* begin AVAILABLE DATA *

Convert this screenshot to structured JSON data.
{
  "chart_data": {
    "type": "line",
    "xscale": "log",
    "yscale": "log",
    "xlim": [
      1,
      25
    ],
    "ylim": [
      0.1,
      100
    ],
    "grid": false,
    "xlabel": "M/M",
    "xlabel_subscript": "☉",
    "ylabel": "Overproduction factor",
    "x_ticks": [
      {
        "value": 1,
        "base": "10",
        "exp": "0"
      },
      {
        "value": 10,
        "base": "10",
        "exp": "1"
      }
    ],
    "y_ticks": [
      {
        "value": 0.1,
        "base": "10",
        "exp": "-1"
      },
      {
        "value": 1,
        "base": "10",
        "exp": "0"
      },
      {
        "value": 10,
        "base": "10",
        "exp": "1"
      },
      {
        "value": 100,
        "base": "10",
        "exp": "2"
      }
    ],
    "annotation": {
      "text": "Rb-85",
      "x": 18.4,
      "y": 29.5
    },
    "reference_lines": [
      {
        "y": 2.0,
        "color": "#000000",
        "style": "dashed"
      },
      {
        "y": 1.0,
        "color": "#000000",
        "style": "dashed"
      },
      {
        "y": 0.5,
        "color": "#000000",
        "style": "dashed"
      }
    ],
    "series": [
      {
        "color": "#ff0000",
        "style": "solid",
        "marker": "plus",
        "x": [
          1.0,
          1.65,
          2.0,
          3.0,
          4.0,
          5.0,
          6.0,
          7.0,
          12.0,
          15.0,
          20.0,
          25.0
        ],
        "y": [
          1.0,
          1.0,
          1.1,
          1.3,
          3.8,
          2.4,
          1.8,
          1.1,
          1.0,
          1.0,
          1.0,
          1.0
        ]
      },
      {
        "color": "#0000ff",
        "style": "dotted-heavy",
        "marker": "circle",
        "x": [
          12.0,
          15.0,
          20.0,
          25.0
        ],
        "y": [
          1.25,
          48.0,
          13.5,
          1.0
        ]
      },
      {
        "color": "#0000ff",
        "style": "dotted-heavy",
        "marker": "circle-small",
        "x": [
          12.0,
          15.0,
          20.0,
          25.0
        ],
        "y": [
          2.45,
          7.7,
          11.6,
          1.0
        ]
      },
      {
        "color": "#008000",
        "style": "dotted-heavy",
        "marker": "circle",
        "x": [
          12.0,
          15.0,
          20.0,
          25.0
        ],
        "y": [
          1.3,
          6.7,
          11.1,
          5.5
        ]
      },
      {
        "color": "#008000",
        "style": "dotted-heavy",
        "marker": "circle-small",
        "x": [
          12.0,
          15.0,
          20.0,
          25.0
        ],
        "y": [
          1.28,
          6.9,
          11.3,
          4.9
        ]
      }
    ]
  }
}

* end AVAILABLE DATA *

# [THE REQUEST]
Each record above should be restated word for word.

# [RESULT FOR THIS EXERCISE]
Convert this screenshot to structured JSON data.
{
  "chart_data": {
    "type": "line",
    "xscale": "log",
    "yscale": "log",
    "xlim": [
      1,
      25
    ],
    "ylim": [
      0.1,
      100
    ],
    "grid": false,
    "xlabel": "M/M",
    "xlabel_subscript": "☉",
    "ylabel": "Overproduction factor",
    "x_ticks": [
      {
        "value": 1,
        "base": "10",
        "exp": "0"
      },
      {
        "value": 10,
        "base": "10",
        "exp": "1"
      }
    ],
    "y_ticks": [
      {
        "value": 0.1,
        "base": "10",
        "exp": "-1"
      },
      {
        "value": 1,
        "base": "10",
        "exp": "0"
      },
      {
        "value": 10,
        "base": "10",
        "exp": "1"
      },
      {
        "value": 100,
        "base": "10",
        "exp": "2"
      }
    ],
    "annotation": {
      "text": "Rb-85",
      "x": 18.4,
      "y": 29.5
    },
    "reference_lines": [
      {
        "y": 2.0,
        "color": "#000000",
        "style": "dashed"
      },
      {
        "y": 1.0,
        "color": "#000000",
        "style": "dashed"
      },
      {
        "y": 0.5,
        "color": "#000000",
        "style": "dashed"
      }
    ],
    "series": [
      {
        "color": "#ff0000",
        "style": "solid",
        "marker": "plus",
        "x": [
          1.0,
          1.65,
          2.0,
          3.0,
          4.0,
          5.0,
          6.0,
          7.0,
          12.0,
          15.0,
          20.0,
          25.0
        ],
        "y": [
          1.0,
          1.0,
          1.1,
          1.3,
          3.8,
          2.4,
          1.8,
          1.1,
          1.0,
          1.0,
          1.0,
          1.0
        ]
      },
      {
        "color": "#0000ff",
        "style": "dotted-heavy",
        "marker": "circle",
        "x": [
          12.0,
          15.0,
          20.0,
          25.0
        ],
        "y": [
          1.25,
          48.0,
          13.5,
          1.0
        ]
      },
      {
        "color": "#0000ff",
        "style": "dotted-heavy",
        "marker": "circle-small",
        "x": [
          12.0,
          15.0,
          20.0,
          25.0
        ],
        "y": [
          2.45,
          7.7,
          11.6,
          1.0
        ]
      },
      {
        "color": "#008000",
        "style": "dotted-heavy",
        "marker": "circle",
        "x": [
          12.0,
          15.0,
          20.0,
          25.0
        ],
        "y": [
          1.3,
          6.7,
          11.1,
          5.5
        ]
      },
      {
        "color": "#008000",
        "style": "dotted-heavy",
        "marker": "circle-small",
        "x": [
          12.0,
          15.0,
          20.0,
          25.0
        ],
        "y": [
          1.28,
          6.9,
          11.3,
          4.9
        ]
      }
    ]
  }
}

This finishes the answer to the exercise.